_TEXTO PROPORCIONADO_
..........

Se cuentan por decenas las organizaciones e iniciativas que alientan todo tipo de fraternidad, motorizadas por árabes y judíos por igual, tanto en la educación, como en los trabajos, la cultura, el deporte o cada aspecto de la vida cotidiana. Así era también en los países árabes, durante los 2 mil años de la diáspora judía, cuando la diversidad convivía sin violencia, a excepción de pequeños grupos. Y así también lo recuerdo yo durante mi infancia en Jerusalén, incluso en los tiempos de atentados suicidas que mataron a muchos de mis amigos o cuando Israel bombardeaba desde el aire ciudades enteras de Gaza, matando miles de civiles. Así seguimos y así seguiremos: sobreviviendo, juntos.
Tiempo atrás, en la época del nacimiento del Estado de Israel, la mayoría de los judíos que huyeron del Holocausto y de las persecuciones violentas en los países árabes sólo buscaban un hogar donde poder vivir en paz, tal como vivían los árabes acá. Y sí, la tierra resultaba suficiente para los dos pueblos, pero las mayorías pacíficas fueron derrotadas por los líderes extremos mentirosos, apoyados por los nacionalistas del mundo árabe y del pueblo hebreo.

..........

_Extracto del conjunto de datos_
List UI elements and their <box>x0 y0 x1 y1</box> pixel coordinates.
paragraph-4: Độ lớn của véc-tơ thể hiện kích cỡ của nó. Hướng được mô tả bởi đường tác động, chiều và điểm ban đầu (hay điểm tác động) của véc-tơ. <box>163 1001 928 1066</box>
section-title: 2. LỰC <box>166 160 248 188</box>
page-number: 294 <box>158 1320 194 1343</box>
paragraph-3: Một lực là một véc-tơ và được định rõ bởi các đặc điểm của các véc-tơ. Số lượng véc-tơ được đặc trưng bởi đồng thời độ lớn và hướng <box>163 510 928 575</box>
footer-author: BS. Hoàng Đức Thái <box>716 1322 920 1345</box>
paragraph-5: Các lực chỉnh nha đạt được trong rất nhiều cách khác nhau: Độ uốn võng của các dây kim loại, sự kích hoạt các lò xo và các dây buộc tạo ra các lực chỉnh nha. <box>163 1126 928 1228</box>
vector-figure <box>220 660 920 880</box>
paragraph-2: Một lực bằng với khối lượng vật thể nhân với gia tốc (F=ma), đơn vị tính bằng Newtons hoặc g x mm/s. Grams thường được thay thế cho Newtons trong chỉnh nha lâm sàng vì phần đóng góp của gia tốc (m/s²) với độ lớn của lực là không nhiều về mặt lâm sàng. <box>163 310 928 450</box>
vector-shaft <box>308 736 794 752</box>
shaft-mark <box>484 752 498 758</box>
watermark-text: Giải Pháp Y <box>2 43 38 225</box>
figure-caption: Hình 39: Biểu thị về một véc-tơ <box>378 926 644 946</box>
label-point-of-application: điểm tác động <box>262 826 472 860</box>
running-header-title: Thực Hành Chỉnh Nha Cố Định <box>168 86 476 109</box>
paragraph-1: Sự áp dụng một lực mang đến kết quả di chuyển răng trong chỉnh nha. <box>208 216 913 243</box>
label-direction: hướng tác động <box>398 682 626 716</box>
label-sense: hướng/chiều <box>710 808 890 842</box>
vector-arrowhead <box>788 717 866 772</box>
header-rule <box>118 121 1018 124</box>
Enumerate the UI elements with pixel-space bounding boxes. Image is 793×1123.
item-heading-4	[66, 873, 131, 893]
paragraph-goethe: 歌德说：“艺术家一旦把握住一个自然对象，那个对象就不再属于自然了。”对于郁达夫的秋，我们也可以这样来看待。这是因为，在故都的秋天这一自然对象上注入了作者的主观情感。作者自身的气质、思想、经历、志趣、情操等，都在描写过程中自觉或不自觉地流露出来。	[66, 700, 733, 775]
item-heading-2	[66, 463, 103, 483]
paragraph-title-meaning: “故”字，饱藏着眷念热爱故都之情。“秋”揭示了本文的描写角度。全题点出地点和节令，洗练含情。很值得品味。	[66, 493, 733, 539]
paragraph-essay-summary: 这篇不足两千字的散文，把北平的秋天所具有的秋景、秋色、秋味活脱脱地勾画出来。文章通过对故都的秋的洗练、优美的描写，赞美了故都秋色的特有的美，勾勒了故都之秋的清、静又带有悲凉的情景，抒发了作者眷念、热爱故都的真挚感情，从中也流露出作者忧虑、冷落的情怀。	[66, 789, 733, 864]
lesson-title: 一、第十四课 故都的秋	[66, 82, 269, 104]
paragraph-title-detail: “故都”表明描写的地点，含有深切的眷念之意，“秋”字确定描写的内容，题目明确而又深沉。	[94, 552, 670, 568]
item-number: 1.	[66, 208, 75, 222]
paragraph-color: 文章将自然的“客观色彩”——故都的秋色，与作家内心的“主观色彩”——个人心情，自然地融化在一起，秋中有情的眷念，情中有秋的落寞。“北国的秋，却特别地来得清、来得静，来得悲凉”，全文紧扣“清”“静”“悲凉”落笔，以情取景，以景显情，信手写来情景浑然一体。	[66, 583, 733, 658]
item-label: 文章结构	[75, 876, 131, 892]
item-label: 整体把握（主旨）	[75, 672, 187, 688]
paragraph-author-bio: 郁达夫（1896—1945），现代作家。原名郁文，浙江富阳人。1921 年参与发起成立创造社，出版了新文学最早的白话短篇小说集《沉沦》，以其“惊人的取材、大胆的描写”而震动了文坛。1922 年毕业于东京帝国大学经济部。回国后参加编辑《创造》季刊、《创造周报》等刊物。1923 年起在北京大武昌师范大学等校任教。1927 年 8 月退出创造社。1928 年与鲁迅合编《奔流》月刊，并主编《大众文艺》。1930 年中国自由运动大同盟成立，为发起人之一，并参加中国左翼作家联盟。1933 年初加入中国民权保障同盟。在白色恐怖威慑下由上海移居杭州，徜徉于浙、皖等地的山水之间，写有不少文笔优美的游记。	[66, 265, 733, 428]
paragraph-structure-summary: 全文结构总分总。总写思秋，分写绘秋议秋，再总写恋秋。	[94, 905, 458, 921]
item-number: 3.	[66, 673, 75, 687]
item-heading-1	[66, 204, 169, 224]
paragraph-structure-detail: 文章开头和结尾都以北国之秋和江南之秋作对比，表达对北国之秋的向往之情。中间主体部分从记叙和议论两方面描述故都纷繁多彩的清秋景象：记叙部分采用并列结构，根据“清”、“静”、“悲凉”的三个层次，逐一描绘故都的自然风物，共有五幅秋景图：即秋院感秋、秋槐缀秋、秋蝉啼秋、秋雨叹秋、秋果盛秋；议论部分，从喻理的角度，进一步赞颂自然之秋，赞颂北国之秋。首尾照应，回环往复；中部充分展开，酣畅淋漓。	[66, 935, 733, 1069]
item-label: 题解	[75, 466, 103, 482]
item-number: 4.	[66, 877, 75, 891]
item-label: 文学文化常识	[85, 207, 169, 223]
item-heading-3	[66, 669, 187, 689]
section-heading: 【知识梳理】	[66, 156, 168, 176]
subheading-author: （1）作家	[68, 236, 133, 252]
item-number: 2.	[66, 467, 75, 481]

..........

_TAREA_
Por favor, indica si cada afirmación coincide con el texto sobre la convivencia entre árabes y judíos, respondiendo sí o no y citando literalmente las palabras del texto que lo deciden. (a) Durante la diáspora judía en los países árabes, la diversidad convivía sin violencia, salvo pequeños grupos. (b) El texto sostiene que la tierra no alcanzaba para los dos pueblos. (c) Las iniciativas de fraternidad son impulsadas únicamente por judíos.

_EJERCICIO RESUELTO_
(a) Sí: «durante los 2 mil años de la diáspora judía, cuando la diversidad convivía sin violencia, a excepción de pequeños grupos».
(b) No: «la tierra resultaba suficiente para los dos pueblos».
(c) No: «motorizadas por árabes y judíos por igual».